Set task = Rewrite the lines below, substituting "Phase 3" for every occurrence of "Phase 2" and keeping everything else the same.

Dataset excerpts =
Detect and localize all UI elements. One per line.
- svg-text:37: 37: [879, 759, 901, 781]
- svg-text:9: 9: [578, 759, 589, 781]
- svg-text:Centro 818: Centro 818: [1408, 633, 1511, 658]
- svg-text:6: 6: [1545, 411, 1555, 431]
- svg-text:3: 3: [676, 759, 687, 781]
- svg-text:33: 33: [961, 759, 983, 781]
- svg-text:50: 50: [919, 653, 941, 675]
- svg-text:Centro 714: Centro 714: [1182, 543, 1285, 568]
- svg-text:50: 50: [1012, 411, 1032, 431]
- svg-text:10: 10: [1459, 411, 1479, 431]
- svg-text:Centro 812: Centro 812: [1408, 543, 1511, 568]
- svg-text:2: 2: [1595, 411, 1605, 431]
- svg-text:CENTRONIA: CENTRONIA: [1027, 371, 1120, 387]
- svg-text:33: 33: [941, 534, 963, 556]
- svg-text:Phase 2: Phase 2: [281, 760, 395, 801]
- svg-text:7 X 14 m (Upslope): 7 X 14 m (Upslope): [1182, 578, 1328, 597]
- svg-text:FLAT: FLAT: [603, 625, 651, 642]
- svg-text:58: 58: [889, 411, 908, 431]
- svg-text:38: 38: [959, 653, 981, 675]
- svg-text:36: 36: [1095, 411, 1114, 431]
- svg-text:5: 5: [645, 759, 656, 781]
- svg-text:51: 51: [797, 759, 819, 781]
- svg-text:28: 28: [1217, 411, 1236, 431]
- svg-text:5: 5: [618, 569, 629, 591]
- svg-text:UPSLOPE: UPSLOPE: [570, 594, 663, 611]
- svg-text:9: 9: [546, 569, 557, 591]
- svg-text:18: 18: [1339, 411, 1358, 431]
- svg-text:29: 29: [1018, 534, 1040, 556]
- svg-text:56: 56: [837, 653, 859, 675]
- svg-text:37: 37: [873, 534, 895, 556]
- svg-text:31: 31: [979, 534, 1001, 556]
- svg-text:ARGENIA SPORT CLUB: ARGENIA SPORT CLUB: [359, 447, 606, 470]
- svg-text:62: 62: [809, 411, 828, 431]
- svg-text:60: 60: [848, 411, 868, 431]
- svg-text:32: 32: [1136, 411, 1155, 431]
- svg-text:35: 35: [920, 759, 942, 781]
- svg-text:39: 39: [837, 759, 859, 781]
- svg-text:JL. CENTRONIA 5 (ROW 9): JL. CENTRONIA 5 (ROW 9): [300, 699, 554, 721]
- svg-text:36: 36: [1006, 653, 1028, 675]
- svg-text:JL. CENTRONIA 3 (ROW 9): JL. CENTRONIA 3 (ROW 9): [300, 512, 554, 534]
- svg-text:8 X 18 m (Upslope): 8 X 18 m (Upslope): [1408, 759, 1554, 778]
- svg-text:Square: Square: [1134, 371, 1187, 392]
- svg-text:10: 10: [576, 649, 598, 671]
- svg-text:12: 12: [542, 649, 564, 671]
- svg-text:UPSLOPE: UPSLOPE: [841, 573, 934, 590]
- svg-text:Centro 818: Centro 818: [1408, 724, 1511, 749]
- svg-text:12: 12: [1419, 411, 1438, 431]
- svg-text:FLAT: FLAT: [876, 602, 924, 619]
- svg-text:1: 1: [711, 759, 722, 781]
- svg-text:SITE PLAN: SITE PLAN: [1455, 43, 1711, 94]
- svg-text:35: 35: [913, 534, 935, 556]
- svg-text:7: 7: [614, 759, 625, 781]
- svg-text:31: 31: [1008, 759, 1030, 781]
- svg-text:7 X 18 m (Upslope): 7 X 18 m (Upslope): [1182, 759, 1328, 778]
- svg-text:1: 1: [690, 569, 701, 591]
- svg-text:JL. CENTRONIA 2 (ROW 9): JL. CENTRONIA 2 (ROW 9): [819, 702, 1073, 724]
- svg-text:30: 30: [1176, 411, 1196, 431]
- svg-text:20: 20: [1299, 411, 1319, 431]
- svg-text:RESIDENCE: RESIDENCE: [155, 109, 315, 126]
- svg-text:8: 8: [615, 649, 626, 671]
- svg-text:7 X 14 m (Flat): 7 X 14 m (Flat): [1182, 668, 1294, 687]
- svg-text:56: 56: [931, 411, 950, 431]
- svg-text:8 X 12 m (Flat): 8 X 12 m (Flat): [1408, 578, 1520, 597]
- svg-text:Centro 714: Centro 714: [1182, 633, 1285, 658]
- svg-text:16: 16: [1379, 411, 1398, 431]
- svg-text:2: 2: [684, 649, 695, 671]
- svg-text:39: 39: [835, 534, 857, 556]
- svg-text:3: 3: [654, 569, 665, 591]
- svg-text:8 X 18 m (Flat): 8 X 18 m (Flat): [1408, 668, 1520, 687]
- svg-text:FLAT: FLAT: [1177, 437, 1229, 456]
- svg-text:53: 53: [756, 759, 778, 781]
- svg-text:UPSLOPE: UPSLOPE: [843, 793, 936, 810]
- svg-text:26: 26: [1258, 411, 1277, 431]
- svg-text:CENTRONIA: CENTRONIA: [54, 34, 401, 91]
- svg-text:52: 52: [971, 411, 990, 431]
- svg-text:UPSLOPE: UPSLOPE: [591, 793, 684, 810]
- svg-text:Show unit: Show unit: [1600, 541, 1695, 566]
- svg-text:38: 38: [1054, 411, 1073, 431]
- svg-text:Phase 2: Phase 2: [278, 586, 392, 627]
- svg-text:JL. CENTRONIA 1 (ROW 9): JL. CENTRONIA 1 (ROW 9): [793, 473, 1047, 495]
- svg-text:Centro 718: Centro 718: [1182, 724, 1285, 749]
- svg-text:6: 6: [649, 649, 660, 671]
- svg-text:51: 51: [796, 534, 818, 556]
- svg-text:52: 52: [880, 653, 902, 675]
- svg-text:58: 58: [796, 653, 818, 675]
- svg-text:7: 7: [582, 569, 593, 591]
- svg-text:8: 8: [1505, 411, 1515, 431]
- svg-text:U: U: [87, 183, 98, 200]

Correct answer =
Detect and localize all UI elements. One per line.
- svg-text:37: 37: [879, 759, 901, 781]
- svg-text:9: 9: [578, 759, 589, 781]
- svg-text:Centro 818: Centro 818: [1408, 633, 1511, 658]
- svg-text:6: 6: [1545, 411, 1555, 431]
- svg-text:3: 3: [676, 759, 687, 781]
- svg-text:33: 33: [961, 759, 983, 781]
- svg-text:50: 50: [919, 653, 941, 675]
- svg-text:Centro 714: Centro 714: [1182, 543, 1285, 568]
- svg-text:50: 50: [1012, 411, 1032, 431]
- svg-text:10: 10: [1459, 411, 1479, 431]
- svg-text:Centro 812: Centro 812: [1408, 543, 1511, 568]
- svg-text:2: 2: [1595, 411, 1605, 431]
- svg-text:CENTRONIA: CENTRONIA: [1027, 371, 1120, 387]
- svg-text:33: 33: [941, 534, 963, 556]
- svg-text:Phase 3: Phase 3: [281, 760, 395, 801]
- svg-text:7 X 14 m (Upslope): 7 X 14 m (Upslope): [1182, 578, 1328, 597]
- svg-text:FLAT: FLAT: [603, 625, 651, 642]
- svg-text:58: 58: [889, 411, 908, 431]
- svg-text:38: 38: [959, 653, 981, 675]
- svg-text:36: 36: [1095, 411, 1114, 431]
- svg-text:5: 5: [645, 759, 656, 781]
- svg-text:51: 51: [797, 759, 819, 781]
- svg-text:28: 28: [1217, 411, 1236, 431]
- svg-text:5: 5: [618, 569, 629, 591]
- svg-text:UPSLOPE: UPSLOPE: [570, 594, 663, 611]
- svg-text:9: 9: [546, 569, 557, 591]
- svg-text:18: 18: [1339, 411, 1358, 431]
- svg-text:29: 29: [1018, 534, 1040, 556]
- svg-text:56: 56: [837, 653, 859, 675]
- svg-text:37: 37: [873, 534, 895, 556]
- svg-text:31: 31: [979, 534, 1001, 556]
- svg-text:ARGENIA SPORT CLUB: ARGENIA SPORT CLUB: [359, 447, 606, 470]
- svg-text:62: 62: [809, 411, 828, 431]
- svg-text:60: 60: [848, 411, 868, 431]
- svg-text:32: 32: [1136, 411, 1155, 431]
- svg-text:35: 35: [920, 759, 942, 781]
- svg-text:39: 39: [837, 759, 859, 781]
- svg-text:JL. CENTRONIA 5 (ROW 9): JL. CENTRONIA 5 (ROW 9): [300, 699, 554, 721]
- svg-text:36: 36: [1006, 653, 1028, 675]
- svg-text:JL. CENTRONIA 3 (ROW 9): JL. CENTRONIA 3 (ROW 9): [300, 512, 554, 534]
- svg-text:8 X 18 m (Upslope): 8 X 18 m (Upslope): [1408, 759, 1554, 778]
- svg-text:Square: Square: [1134, 371, 1187, 392]
- svg-text:10: 10: [576, 649, 598, 671]
- svg-text:12: 12: [542, 649, 564, 671]
- svg-text:UPSLOPE: UPSLOPE: [841, 573, 934, 590]
- svg-text:Centro 818: Centro 818: [1408, 724, 1511, 749]
- svg-text:12: 12: [1419, 411, 1438, 431]
- svg-text:FLAT: FLAT: [876, 602, 924, 619]
- svg-text:1: 1: [711, 759, 722, 781]
- svg-text:SITE PLAN: SITE PLAN: [1455, 43, 1711, 94]
- svg-text:35: 35: [913, 534, 935, 556]
- svg-text:7: 7: [614, 759, 625, 781]
- svg-text:31: 31: [1008, 759, 1030, 781]
- svg-text:7 X 18 m (Upslope): 7 X 18 m (Upslope): [1182, 759, 1328, 778]
- svg-text:1: 1: [690, 569, 701, 591]
- svg-text:JL. CENTRONIA 2 (ROW 9): JL. CENTRONIA 2 (ROW 9): [819, 702, 1073, 724]
- svg-text:30: 30: [1176, 411, 1196, 431]
- svg-text:20: 20: [1299, 411, 1319, 431]
- svg-text:RESIDENCE: RESIDENCE: [155, 109, 315, 126]
- svg-text:8: 8: [615, 649, 626, 671]
- svg-text:7 X 14 m (Flat): 7 X 14 m (Flat): [1182, 668, 1294, 687]
- svg-text:56: 56: [931, 411, 950, 431]
- svg-text:8 X 12 m (Flat): 8 X 12 m (Flat): [1408, 578, 1520, 597]
- svg-text:Centro 714: Centro 714: [1182, 633, 1285, 658]
- svg-text:16: 16: [1379, 411, 1398, 431]
- svg-text:2: 2: [684, 649, 695, 671]
- svg-text:39: 39: [835, 534, 857, 556]
- svg-text:3: 3: [654, 569, 665, 591]
- svg-text:8 X 18 m (Flat): 8 X 18 m (Flat): [1408, 668, 1520, 687]
- svg-text:FLAT: FLAT: [1177, 437, 1229, 456]
- svg-text:53: 53: [756, 759, 778, 781]
- svg-text:UPSLOPE: UPSLOPE: [843, 793, 936, 810]
- svg-text:26: 26: [1258, 411, 1277, 431]
- svg-text:CENTRONIA: CENTRONIA: [54, 34, 401, 91]
- svg-text:52: 52: [971, 411, 990, 431]
- svg-text:UPSLOPE: UPSLOPE: [591, 793, 684, 810]
- svg-text:Show unit: Show unit: [1600, 541, 1695, 566]
- svg-text:38: 38: [1054, 411, 1073, 431]
- svg-text:Phase 3: Phase 3: [278, 586, 392, 627]
- svg-text:JL. CENTRONIA 1 (ROW 9): JL. CENTRONIA 1 (ROW 9): [793, 473, 1047, 495]
- svg-text:Centro 718: Centro 718: [1182, 724, 1285, 749]
- svg-text:6: 6: [649, 649, 660, 671]
- svg-text:51: 51: [796, 534, 818, 556]
- svg-text:52: 52: [880, 653, 902, 675]
- svg-text:58: 58: [796, 653, 818, 675]
- svg-text:7: 7: [582, 569, 593, 591]
- svg-text:8: 8: [1505, 411, 1515, 431]
- svg-text:U: U: [87, 183, 98, 200]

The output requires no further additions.